Drop the images; return everything else in the listing below exactly.

-------- Material provided --------

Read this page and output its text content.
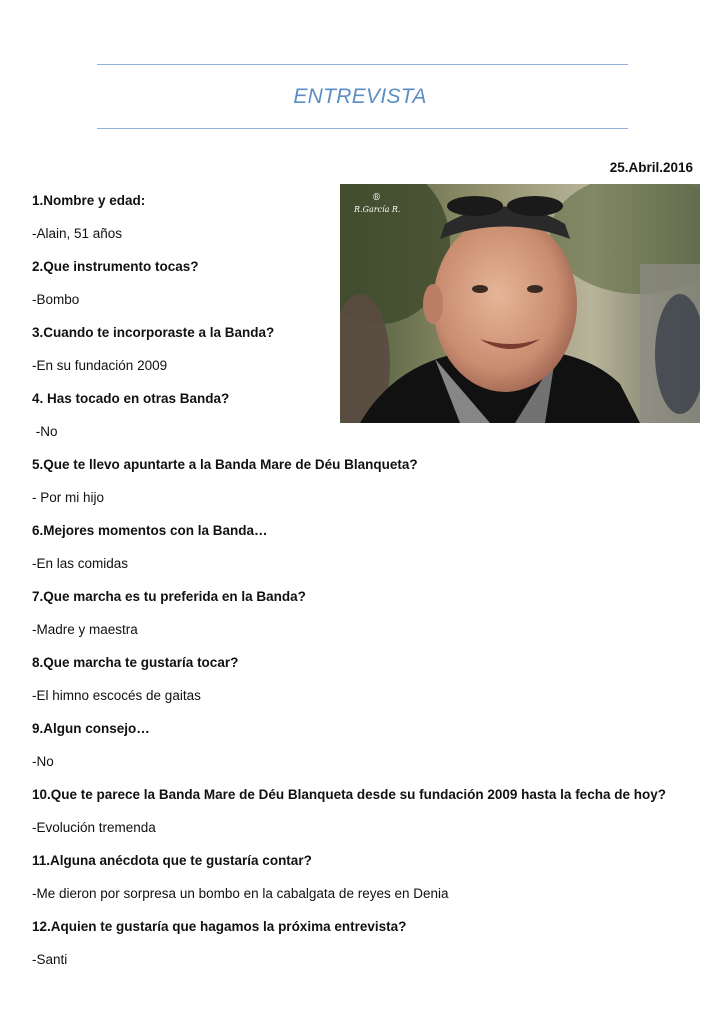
ENTREVISTA
25.Abril.2016
®
R.García R.
1.Nombre y edad:
-Alain, 51 años
2.Que instrumento tocas?
-Bombo
3.Cuando te incorporaste a la Banda?
-En su fundación 2009
4. Has tocado en otras Banda?
-No
5.Que te llevo apuntarte a la Banda Mare de Déu Blanqueta?
- Por mi hijo
6.Mejores momentos con la Banda…
-En las comidas
7.Que marcha es tu preferida en la Banda?
-Madre y maestra
8.Que marcha te gustaría tocar?
-El himno escocés de gaitas
9.Algun consejo…
-No
10.Que te parece la Banda Mare de Déu Blanqueta desde su fundación 2009 hasta la fecha de hoy?
-Evolución tremenda
11.Alguna anécdota que te gustaría contar?
-Me dieron por sorpresa un bombo en la cabalgata de reyes en Denia
12.Aquien te gustaría que hagamos la próxima entrevista?
-Santi
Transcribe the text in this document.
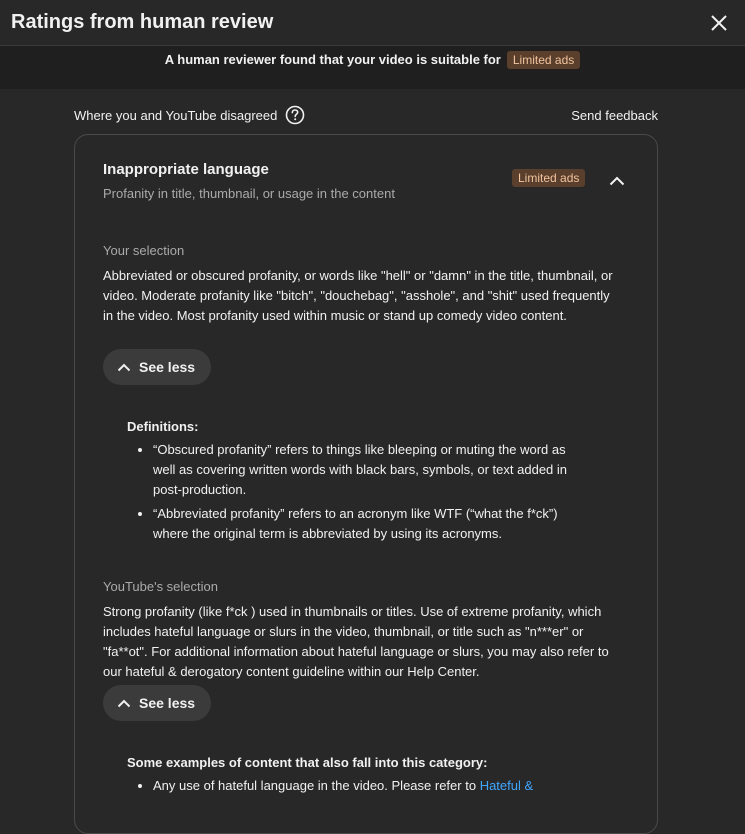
Ratings from human review
A human reviewer found that your video is suitable for	Limited ads
Where you and YouTube disagreed	Send feedback
Inappropriate language
Profanity in title, thumbnail, or usage in the content
Limited ads
Your selection
Abbreviated or obscured profanity, or words like "hell" or "damn" in the title, thumbnail, or video. Moderate profanity like "bitch", "douchebag", "asshole", and "shit" used frequently in the video. Most profanity used within music or stand up comedy video content.
See less
Definitions:
• “Obscured profanity” refers to things like bleeping or muting the word as well as covering written words with black bars, symbols, or text added in post-production.
• “Abbreviated profanity” refers to an acronym like WTF (“what the f*ck”) where the original term is abbreviated by using its acronyms.
YouTube's selection
Strong profanity (like f*ck ) used in thumbnails or titles. Use of extreme profanity, which includes hateful language or slurs in the video, thumbnail, or title such as "n***er" or "fa**ot". For additional information about hateful language or slurs, you may also refer to our hateful & derogatory content guideline within our Help Center.
See less
Some examples of content that also fall into this category:
• Any use of hateful language in the video. Please refer to Hateful &
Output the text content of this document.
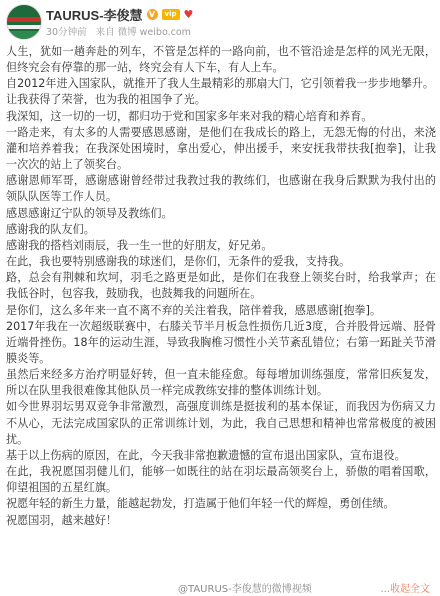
TAURUS-李俊慧 V	vip ♥
30分钟前 来自 微博 weibo.com

人生，犹如一趟奔赴的列车，不管是怎样的一路向前，也不管沿途是怎样的风光无限，但终究会有停靠的那一站，终究会有人下车，有人上车。

自2012年进入国家队，就推开了我人生最精彩的那扇大门，它引领着我一步步地攀升。

让我获得了荣誉，也为我的祖国争了光。

我深知，这一切的一切，都归功于党和国家多年来对我的精心培育和养育。

一路走来，有太多的人需要感恩感谢，是他们在我成长的路上，无怨无悔的付出，来浇灌和培养着我；在我深处困境时，拿出爱心，伸出援手，来安抚我带扶我[抱拳]，让我一次次的站上了领奖台。

感谢恩师军哥，感谢感谢曾经带过我教过我的教练们，也感谢在我身后默默为我付出的领队队医等工作人员。

感恩感谢辽宁队的领导及教练们。

感谢我的队友们。

感谢我的搭档刘雨辰，我一生一世的好朋友，好兄弟。

在此，我也要特别感谢我的球迷们，是你们，无条件的爱我，支持我。

路，总会有荆棘和坎坷，羽毛之路更是如此，是你们在我登上领奖台时，给我掌声；在我低谷时，包容我，鼓励我，也鼓舞我的问题所在。

是你们，这么多年来一直不离不弃的关注着我，陪伴着我，感恩感谢[抱拳]。

2017年我在一次超级联赛中，右膝关节半月板急性损伤几近3度，合并股骨远端、胫骨近端骨挫伤。18年的运动生涯，导致我胸椎习惯性小关节紊乱错位；右第一跖趾关节滑膜炎等。

虽然后来经多方治疗明显好转，但一直未能痊愈。每每增加训练强度，常常旧疾复发，所以在队里我很难像其他队员一样完成教练安排的整体训练计划。

如今世界羽坛男双竞争非常激烈，高强度训练是挺拔利的基本保证，而我因为伤病又力不从心，无法完成国家队的正常训练计划，为此，我自己思想和精神也常常极度的被困扰。

基于以上伤病的原因，在此，今天我非常抱歉遗憾的宣布退出国家队，宣布退役。

在此，我祝愿国羽健儿们，能够一如既往的站在羽坛最高领奖台上，骄傲的唱着国歌，仰望祖国的五星红旗。

祝愿年轻的新生力量，能越起勃发，打造属于他们年轻一代的辉煌，勇创佳绩。

祝愿国羽，越来越好！

@TAURUS-李俊慧的微博视频	...收起全文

--------

Answer to this problem
Read this page and output its text content.
ENTREVISTA
25.Abril.2016
®
R.García R.
1.Nombre y edad:
-Alain, 51 años
2.Que instrumento tocas?
-Bombo
3.Cuando te incorporaste a la Banda?
-En su fundación 2009
4. Has tocado en otras Banda?
-No
5.Que te llevo apuntarte a la Banda Mare de Déu Blanqueta?
- Por mi hijo
6.Mejores momentos con la Banda…
-En las comidas
7.Que marcha es tu preferida en la Banda?
-Madre y maestra
8.Que marcha te gustaría tocar?
-El himno escocés de gaitas
9.Algun consejo…
-No
10.Que te parece la Banda Mare de Déu Blanqueta desde su fundación 2009 hasta la fecha de hoy?
-Evolución tremenda
11.Alguna anécdota que te gustaría contar?
-Me dieron por sorpresa un bombo en la cabalgata de reyes en Denia
12.Aquien te gustaría que hagamos la próxima entrevista?
-Santi
Transcribe the text in this document.
Ratings from human review
A human reviewer found that your video is suitable for	Limited ads
Where you and YouTube disagreed	Send feedback
Inappropriate language
Profanity in title, thumbnail, or usage in the content
Limited ads
Your selection
Abbreviated or obscured profanity, or words like "hell" or "damn" in the title, thumbnail, or video. Moderate profanity like "bitch", "douchebag", "asshole", and "shit" used frequently in the video. Most profanity used within music or stand up comedy video content.
See less
Definitions:
• “Obscured profanity” refers to things like bleeping or muting the word as well as covering written words with black bars, symbols, or text added in post-production.
• “Abbreviated profanity” refers to an acronym like WTF (“what the f*ck”) where the original term is abbreviated by using its acronyms.
YouTube's selection
Strong profanity (like f*ck ) used in thumbnails or titles. Use of extreme profanity, which includes hateful language or slurs in the video, thumbnail, or title such as "n***er" or "fa**ot". For additional information about hateful language or slurs, you may also refer to our hateful & derogatory content guideline within our Help Center.
See less
Some examples of content that also fall into this category:
• Any use of hateful language in the video. Please refer to Hateful &
Output the text content of this document.
TAURUS-李俊慧 V	vip ♥
30分钟前 来自 微博 weibo.com

人生，犹如一趟奔赴的列车，不管是怎样的一路向前，也不管沿途是怎样的风光无限，但终究会有停靠的那一站，终究会有人下车，有人上车。

自2012年进入国家队，就推开了我人生最精彩的那扇大门，它引领着我一步步地攀升。

让我获得了荣誉，也为我的祖国争了光。

我深知，这一切的一切，都归功于党和国家多年来对我的精心培育和养育。

一路走来，有太多的人需要感恩感谢，是他们在我成长的路上，无怨无悔的付出，来浇灌和培养着我；在我深处困境时，拿出爱心，伸出援手，来安抚我带扶我[抱拳]，让我一次次的站上了领奖台。

感谢恩师军哥，感谢感谢曾经带过我教过我的教练们，也感谢在我身后默默为我付出的领队队医等工作人员。

感恩感谢辽宁队的领导及教练们。

感谢我的队友们。

感谢我的搭档刘雨辰，我一生一世的好朋友，好兄弟。

在此，我也要特别感谢我的球迷们，是你们，无条件的爱我，支持我。

路，总会有荆棘和坎坷，羽毛之路更是如此，是你们在我登上领奖台时，给我掌声；在我低谷时，包容我，鼓励我，也鼓舞我的问题所在。

是你们，这么多年来一直不离不弃的关注着我，陪伴着我，感恩感谢[抱拳]。

2017年我在一次超级联赛中，右膝关节半月板急性损伤几近3度，合并股骨远端、胫骨近端骨挫伤。18年的运动生涯，导致我胸椎习惯性小关节紊乱错位；右第一跖趾关节滑膜炎等。

虽然后来经多方治疗明显好转，但一直未能痊愈。每每增加训练强度，常常旧疾复发，所以在队里我很难像其他队员一样完成教练安排的整体训练计划。

如今世界羽坛男双竞争非常激烈，高强度训练是挺拔利的基本保证，而我因为伤病又力不从心，无法完成国家队的正常训练计划，为此，我自己思想和精神也常常极度的被困扰。

基于以上伤病的原因，在此，今天我非常抱歉遗憾的宣布退出国家队，宣布退役。

在此，我祝愿国羽健儿们，能够一如既往的站在羽坛最高领奖台上，骄傲的唱着国歌，仰望祖国的五星红旗。

祝愿年轻的新生力量，能越起勃发，打造属于他们年轻一代的辉煌，勇创佳绩。

祝愿国羽，越来越好！

@TAURUS-李俊慧的微博视频	...收起全文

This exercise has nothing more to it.